### TASK OBJECTIVE
Repeat all of the records verbatim.

### DATA RECORDS

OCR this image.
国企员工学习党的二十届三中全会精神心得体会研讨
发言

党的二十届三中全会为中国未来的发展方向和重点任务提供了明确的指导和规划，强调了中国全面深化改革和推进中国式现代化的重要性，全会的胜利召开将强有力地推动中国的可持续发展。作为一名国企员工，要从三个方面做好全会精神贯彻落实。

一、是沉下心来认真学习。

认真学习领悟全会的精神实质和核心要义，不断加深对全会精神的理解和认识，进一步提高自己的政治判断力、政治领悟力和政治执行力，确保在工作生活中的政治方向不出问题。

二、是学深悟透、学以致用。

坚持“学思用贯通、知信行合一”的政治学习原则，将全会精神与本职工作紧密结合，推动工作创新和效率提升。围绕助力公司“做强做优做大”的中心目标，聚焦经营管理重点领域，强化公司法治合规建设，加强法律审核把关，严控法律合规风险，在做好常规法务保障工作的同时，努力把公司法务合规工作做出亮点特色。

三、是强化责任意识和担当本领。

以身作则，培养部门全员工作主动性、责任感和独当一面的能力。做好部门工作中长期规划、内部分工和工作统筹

### OUTPUT FOR THIS EXERCISE
OCR this image.
国企员工学习党的二十届三中全会精神心得体会研讨
发言

党的二十届三中全会为中国未来的发展方向和重点任务提供了明确的指导和规划，强调了中国全面深化改革和推进中国式现代化的重要性，全会的胜利召开将强有力地推动中国的可持续发展。作为一名国企员工，要从三个方面做好全会精神贯彻落实。

一、是沉下心来认真学习。

认真学习领悟全会的精神实质和核心要义，不断加深对全会精神的理解和认识，进一步提高自己的政治判断力、政治领悟力和政治执行力，确保在工作生活中的政治方向不出问题。

二、是学深悟透、学以致用。

坚持“学思用贯通、知信行合一”的政治学习原则，将全会精神与本职工作紧密结合，推动工作创新和效率提升。围绕助力公司“做强做优做大”的中心目标，聚焦经营管理重点领域，强化公司法治合规建设，加强法律审核把关，严控法律合规风险，在做好常规法务保障工作的同时，努力把公司法务合规工作做出亮点特色。

三、是强化责任意识和担当本领。

以身作则，培养部门全员工作主动性、责任感和独当一面的能力。做好部门工作中长期规划、内部分工和工作统筹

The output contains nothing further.